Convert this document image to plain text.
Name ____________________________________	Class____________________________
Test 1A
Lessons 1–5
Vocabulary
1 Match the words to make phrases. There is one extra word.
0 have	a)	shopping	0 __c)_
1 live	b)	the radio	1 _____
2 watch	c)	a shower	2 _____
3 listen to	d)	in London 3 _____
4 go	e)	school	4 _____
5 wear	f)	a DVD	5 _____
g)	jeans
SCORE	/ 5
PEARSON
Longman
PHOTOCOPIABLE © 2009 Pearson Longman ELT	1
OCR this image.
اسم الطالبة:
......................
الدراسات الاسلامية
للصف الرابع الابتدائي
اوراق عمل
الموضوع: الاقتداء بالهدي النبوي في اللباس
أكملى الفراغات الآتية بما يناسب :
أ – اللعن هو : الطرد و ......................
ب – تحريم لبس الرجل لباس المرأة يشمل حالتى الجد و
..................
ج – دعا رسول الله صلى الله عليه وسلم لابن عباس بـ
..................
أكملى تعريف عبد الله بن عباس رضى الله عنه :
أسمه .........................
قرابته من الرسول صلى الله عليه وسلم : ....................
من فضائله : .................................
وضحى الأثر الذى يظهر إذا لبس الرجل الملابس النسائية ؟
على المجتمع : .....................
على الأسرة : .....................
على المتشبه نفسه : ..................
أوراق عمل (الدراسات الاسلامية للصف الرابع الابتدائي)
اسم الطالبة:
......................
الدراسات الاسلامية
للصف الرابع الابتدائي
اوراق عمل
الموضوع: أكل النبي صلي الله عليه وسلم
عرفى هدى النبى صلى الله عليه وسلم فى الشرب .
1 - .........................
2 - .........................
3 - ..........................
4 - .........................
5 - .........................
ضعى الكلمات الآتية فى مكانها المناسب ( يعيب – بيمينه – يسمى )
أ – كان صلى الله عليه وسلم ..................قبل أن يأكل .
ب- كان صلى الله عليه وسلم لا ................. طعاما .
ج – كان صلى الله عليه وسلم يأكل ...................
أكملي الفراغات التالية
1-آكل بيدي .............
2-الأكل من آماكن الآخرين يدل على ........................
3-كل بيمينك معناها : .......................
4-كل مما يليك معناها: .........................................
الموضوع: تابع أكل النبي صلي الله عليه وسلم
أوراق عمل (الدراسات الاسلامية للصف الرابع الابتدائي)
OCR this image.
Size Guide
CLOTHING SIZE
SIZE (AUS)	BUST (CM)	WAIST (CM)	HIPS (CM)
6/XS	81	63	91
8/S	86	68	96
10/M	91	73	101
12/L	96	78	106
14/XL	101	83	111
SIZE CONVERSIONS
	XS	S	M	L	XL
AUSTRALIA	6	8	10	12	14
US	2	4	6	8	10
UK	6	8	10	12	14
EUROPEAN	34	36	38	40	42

+++++

EXERCISE DESCRIPTION:
Report every line containing the word "الآتية" from the listing above.

ANSWER IN FULL:
أكملى الفراغات الآتية بما يناسب :
ضعى الكلمات الآتية فى مكانها المناسب ( يعيب – بيمينه – يسمى )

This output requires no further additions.